• YOUR OBJECTIVE: Extract exactly and only the lines of the data below, starting at the line with "Give me the" and stopping after the final line.

• LISTED RECORDS:
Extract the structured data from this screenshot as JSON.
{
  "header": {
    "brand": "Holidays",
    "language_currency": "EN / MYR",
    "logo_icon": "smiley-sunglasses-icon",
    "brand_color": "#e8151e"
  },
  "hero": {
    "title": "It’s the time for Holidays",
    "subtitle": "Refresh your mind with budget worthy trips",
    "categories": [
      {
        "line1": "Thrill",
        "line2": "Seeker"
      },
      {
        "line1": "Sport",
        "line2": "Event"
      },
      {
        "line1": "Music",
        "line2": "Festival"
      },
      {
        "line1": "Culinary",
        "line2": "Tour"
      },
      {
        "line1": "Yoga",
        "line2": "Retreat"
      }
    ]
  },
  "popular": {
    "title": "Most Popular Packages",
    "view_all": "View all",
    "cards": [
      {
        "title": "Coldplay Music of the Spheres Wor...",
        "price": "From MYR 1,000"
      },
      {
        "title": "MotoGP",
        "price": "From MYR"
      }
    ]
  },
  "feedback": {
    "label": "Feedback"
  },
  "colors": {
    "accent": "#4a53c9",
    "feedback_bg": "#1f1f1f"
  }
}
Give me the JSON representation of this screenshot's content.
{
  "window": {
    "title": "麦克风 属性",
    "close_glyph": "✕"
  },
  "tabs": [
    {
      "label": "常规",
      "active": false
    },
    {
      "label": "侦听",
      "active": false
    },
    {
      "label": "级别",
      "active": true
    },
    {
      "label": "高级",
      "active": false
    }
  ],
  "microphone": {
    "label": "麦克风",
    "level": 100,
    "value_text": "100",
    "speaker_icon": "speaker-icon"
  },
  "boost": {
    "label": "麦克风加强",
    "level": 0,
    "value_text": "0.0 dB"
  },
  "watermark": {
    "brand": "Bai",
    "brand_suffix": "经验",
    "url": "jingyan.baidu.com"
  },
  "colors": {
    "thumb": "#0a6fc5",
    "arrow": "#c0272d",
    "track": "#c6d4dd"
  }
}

• THE RESPONSE:
Give me the JSON representation of this screenshot's content.
{
  "window": {
    "title": "麦克风 属性",
    "close_glyph": "✕"
  },
  "tabs": [
    {
      "label": "常规",
      "active": false
    },
    {
      "label": "侦听",
      "active": false
    },
    {
      "label": "级别",
      "active": true
    },
    {
      "label": "高级",
      "active": false
    }
  ],
  "microphone": {
    "label": "麦克风",
    "level": 100,
    "value_text": "100",
    "speaker_icon": "speaker-icon"
  },
  "boost": {
    "label": "麦克风加强",
    "level": 0,
    "value_text": "0.0 dB"
  },
  "watermark": {
    "brand": "Bai",
    "brand_suffix": "经验",
    "url": "jingyan.baidu.com"
  },
  "colors": {
    "thumb": "#0a6fc5",
    "arrow": "#c0272d",
    "track": "#c6d4dd"
  }
}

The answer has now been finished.